• [What is being asked]: Write out the material again exactly, please, and omit the pictures.
--- START Dataset records ---
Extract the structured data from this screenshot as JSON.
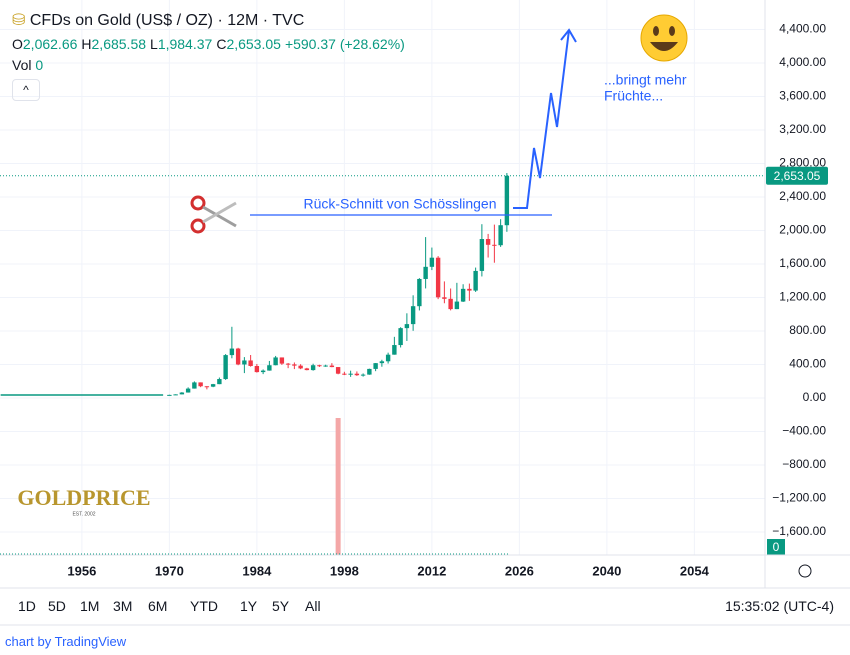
{
  "header": {
    "title": "CFDs on Gold (US$ / OZ) · 12M · TVC",
    "ohlc": [
      {
        "label": "O",
        "value": "2,062.66"
      },
      {
        "label": "H",
        "value": "2,685.58"
      },
      {
        "label": "L",
        "value": "1,984.37"
      },
      {
        "label": "C",
        "value": "2,653.05"
      }
    ],
    "change": "+590.37 (+28.62%)",
    "vol_label": "Vol",
    "vol_value": "0"
  },
  "chart_data": {
    "type": "candlestick",
    "x": [
      1970,
      1971,
      1972,
      1973,
      1974,
      1975,
      1976,
      1977,
      1978,
      1979,
      1980,
      1981,
      1982,
      1983,
      1984,
      1985,
      1986,
      1987,
      1988,
      1989,
      1990,
      1991,
      1992,
      1993,
      1994,
      1995,
      1996,
      1997,
      1998,
      1999,
      2000,
      2001,
      2002,
      2003,
      2004,
      2005,
      2006,
      2007,
      2008,
      2009,
      2010,
      2011,
      2012,
      2013,
      2014,
      2015,
      2016,
      2017,
      2018,
      2019,
      2020,
      2021,
      2022,
      2023,
      2024
    ],
    "open": [
      35,
      37,
      43,
      65,
      112,
      186,
      140,
      135,
      165,
      226,
      512,
      590,
      400,
      448,
      382,
      309,
      327,
      391,
      484,
      410,
      401,
      386,
      353,
      333,
      391,
      383,
      387,
      369,
      290,
      288,
      290,
      272,
      279,
      347,
      416,
      438,
      517,
      632,
      834,
      882,
      1096,
      1421,
      1566,
      1675,
      1202,
      1184,
      1061,
      1151,
      1303,
      1282,
      1517,
      1898,
      1829,
      1824,
      2063
    ],
    "high": [
      39,
      44,
      70,
      127,
      198,
      186,
      140,
      168,
      244,
      524,
      850,
      599,
      488,
      513,
      406,
      341,
      442,
      502,
      484,
      418,
      424,
      403,
      360,
      409,
      397,
      397,
      416,
      369,
      313,
      326,
      317,
      293,
      350,
      417,
      456,
      541,
      730,
      845,
      1011,
      1226,
      1431,
      1921,
      1796,
      1694,
      1392,
      1307,
      1375,
      1358,
      1366,
      1557,
      2075,
      1959,
      2070,
      2135,
      2686
    ],
    "low": [
      35,
      37,
      43,
      64,
      112,
      129,
      103,
      129,
      165,
      216,
      474,
      391,
      297,
      374,
      303,
      285,
      326,
      390,
      395,
      356,
      345,
      344,
      330,
      326,
      370,
      372,
      367,
      283,
      273,
      252,
      263,
      255,
      277,
      320,
      373,
      411,
      517,
      603,
      681,
      802,
      1045,
      1308,
      1527,
      1180,
      1131,
      1046,
      1061,
      1146,
      1160,
      1266,
      1451,
      1677,
      1615,
      1804,
      1984
    ],
    "close": [
      37,
      43,
      65,
      112,
      186,
      140,
      135,
      165,
      226,
      512,
      590,
      400,
      448,
      382,
      309,
      327,
      391,
      484,
      410,
      401,
      386,
      353,
      333,
      391,
      383,
      387,
      369,
      290,
      288,
      290,
      272,
      279,
      347,
      416,
      438,
      517,
      632,
      834,
      882,
      1096,
      1421,
      1566,
      1675,
      1202,
      1184,
      1061,
      1151,
      1303,
      1282,
      1517,
      1898,
      1829,
      1824,
      2063,
      2653
    ],
    "flat_line": {
      "x": [
        1943,
        1969
      ],
      "values": [
        35,
        35
      ]
    },
    "volume": {
      "x": [
        1997
      ],
      "values": [
        1
      ],
      "label": "0"
    },
    "xlim": [
      1942.9,
      2065.3
    ],
    "ylim": [
      -1875,
      4752
    ],
    "xticks": [
      1956,
      1970,
      1984,
      1998,
      2012,
      2026,
      2040,
      2054
    ],
    "yticks": [
      {
        "value": -1600,
        "label": "−1,600.00"
      },
      {
        "value": -1200,
        "label": "−1,200.00"
      },
      {
        "value": -800,
        "label": "−800.00"
      },
      {
        "value": -400,
        "label": "−400.00"
      },
      {
        "value": 0,
        "label": "0.00"
      },
      {
        "value": 400,
        "label": "400.00"
      },
      {
        "value": 800,
        "label": "800.00"
      },
      {
        "value": 1200,
        "label": "1,200.00"
      },
      {
        "value": 1600,
        "label": "1,600.00"
      },
      {
        "value": 2000,
        "label": "2,000.00"
      },
      {
        "value": 2400,
        "label": "2,400.00"
      },
      {
        "value": 2800,
        "label": "2,800.00"
      },
      {
        "value": 3200,
        "label": "3,200.00"
      },
      {
        "value": 3600,
        "label": "3,600.00"
      },
      {
        "value": 4000,
        "label": "4,000.00"
      },
      {
        "value": 4400,
        "label": "4,400.00"
      }
    ],
    "last_price": {
      "value": 2653.05,
      "label": "2,653.05"
    },
    "annotations": [
      "Rück-Schnitt von Schösslingen",
      "...bringt mehr",
      "Früchte..."
    ],
    "up_color": "#089981",
    "down_color": "#f23645",
    "volume_color": "#f4a7a7",
    "grid": true
  },
  "logo": {
    "name": "GOLDPRICE",
    "est": "EST. 2002"
  },
  "toolbar": {
    "ranges": [
      "1D",
      "5D",
      "1M",
      "3M",
      "6M",
      "YTD",
      "1Y",
      "5Y",
      "All"
    ],
    "time": "15:35:02 (UTC-4)"
  },
  "footer": "chart by TradingView"
}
--- END Dataset records ---
• [The result]:
Extract the structured data from this screenshot as JSON.
{
  "header": {
    "title": "CFDs on Gold (US$ / OZ) · 12M · TVC",
    "ohlc": [
      {
        "label": "O",
        "value": "2,062.66"
      },
      {
        "label": "H",
        "value": "2,685.58"
      },
      {
        "label": "L",
        "value": "1,984.37"
      },
      {
        "label": "C",
        "value": "2,653.05"
      }
    ],
    "change": "+590.37 (+28.62%)",
    "vol_label": "Vol",
    "vol_value": "0"
  },
  "chart_data": {
    "type": "candlestick",
    "x": [
      1970,
      1971,
      1972,
      1973,
      1974,
      1975,
      1976,
      1977,
      1978,
      1979,
      1980,
      1981,
      1982,
      1983,
      1984,
      1985,
      1986,
      1987,
      1988,
      1989,
      1990,
      1991,
      1992,
      1993,
      1994,
      1995,
      1996,
      1997,
      1998,
      1999,
      2000,
      2001,
      2002,
      2003,
      2004,
      2005,
      2006,
      2007,
      2008,
      2009,
      2010,
      2011,
      2012,
      2013,
      2014,
      2015,
      2016,
      2017,
      2018,
      2019,
      2020,
      2021,
      2022,
      2023,
      2024
    ],
    "open": [
      35,
      37,
      43,
      65,
      112,
      186,
      140,
      135,
      165,
      226,
      512,
      590,
      400,
      448,
      382,
      309,
      327,
      391,
      484,
      410,
      401,
      386,
      353,
      333,
      391,
      383,
      387,
      369,
      290,
      288,
      290,
      272,
      279,
      347,
      416,
      438,
      517,
      632,
      834,
      882,
      1096,
      1421,
      1566,
      1675,
      1202,
      1184,
      1061,
      1151,
      1303,
      1282,
      1517,
      1898,
      1829,
      1824,
      2063
    ],
    "high": [
      39,
      44,
      70,
      127,
      198,
      186,
      140,
      168,
      244,
      524,
      850,
      599,
      488,
      513,
      406,
      341,
      442,
      502,
      484,
      418,
      424,
      403,
      360,
      409,
      397,
      397,
      416,
      369,
      313,
      326,
      317,
      293,
      350,
      417,
      456,
      541,
      730,
      845,
      1011,
      1226,
      1431,
      1921,
      1796,
      1694,
      1392,
      1307,
      1375,
      1358,
      1366,
      1557,
      2075,
      1959,
      2070,
      2135,
      2686
    ],
    "low": [
      35,
      37,
      43,
      64,
      112,
      129,
      103,
      129,
      165,
      216,
      474,
      391,
      297,
      374,
      303,
      285,
      326,
      390,
      395,
      356,
      345,
      344,
      330,
      326,
      370,
      372,
      367,
      283,
      273,
      252,
      263,
      255,
      277,
      320,
      373,
      411,
      517,
      603,
      681,
      802,
      1045,
      1308,
      1527,
      1180,
      1131,
      1046,
      1061,
      1146,
      1160,
      1266,
      1451,
      1677,
      1615,
      1804,
      1984
    ],
    "close": [
      37,
      43,
      65,
      112,
      186,
      140,
      135,
      165,
      226,
      512,
      590,
      400,
      448,
      382,
      309,
      327,
      391,
      484,
      410,
      401,
      386,
      353,
      333,
      391,
      383,
      387,
      369,
      290,
      288,
      290,
      272,
      279,
      347,
      416,
      438,
      517,
      632,
      834,
      882,
      1096,
      1421,
      1566,
      1675,
      1202,
      1184,
      1061,
      1151,
      1303,
      1282,
      1517,
      1898,
      1829,
      1824,
      2063,
      2653
    ],
    "flat_line": {
      "x": [
        1943,
        1969
      ],
      "values": [
        35,
        35
      ]
    },
    "volume": {
      "x": [
        1997
      ],
      "values": [
        1
      ],
      "label": "0"
    },
    "xlim": [
      1942.9,
      2065.3
    ],
    "ylim": [
      -1875,
      4752
    ],
    "xticks": [
      1956,
      1970,
      1984,
      1998,
      2012,
      2026,
      2040,
      2054
    ],
    "yticks": [
      {
        "value": -1600,
        "label": "−1,600.00"
      },
      {
        "value": -1200,
        "label": "−1,200.00"
      },
      {
        "value": -800,
        "label": "−800.00"
      },
      {
        "value": -400,
        "label": "−400.00"
      },
      {
        "value": 0,
        "label": "0.00"
      },
      {
        "value": 400,
        "label": "400.00"
      },
      {
        "value": 800,
        "label": "800.00"
      },
      {
        "value": 1200,
        "label": "1,200.00"
      },
      {
        "value": 1600,
        "label": "1,600.00"
      },
      {
        "value": 2000,
        "label": "2,000.00"
      },
      {
        "value": 2400,
        "label": "2,400.00"
      },
      {
        "value": 2800,
        "label": "2,800.00"
      },
      {
        "value": 3200,
        "label": "3,200.00"
      },
      {
        "value": 3600,
        "label": "3,600.00"
      },
      {
        "value": 4000,
        "label": "4,000.00"
      },
      {
        "value": 4400,
        "label": "4,400.00"
      }
    ],
    "last_price": {
      "value": 2653.05,
      "label": "2,653.05"
    },
    "annotations": [
      "Rück-Schnitt von Schösslingen",
      "...bringt mehr",
      "Früchte..."
    ],
    "up_color": "#089981",
    "down_color": "#f23645",
    "volume_color": "#f4a7a7",
    "grid": true
  },
  "logo": {
    "name": "GOLDPRICE",
    "est": "EST. 2002"
  },
  "toolbar": {
    "ranges": [
      "1D",
      "5D",
      "1M",
      "3M",
      "6M",
      "YTD",
      "1Y",
      "5Y",
      "All"
    ],
    "time": "15:35:02 (UTC-4)"
  },
  "footer": "chart by TradingView"
}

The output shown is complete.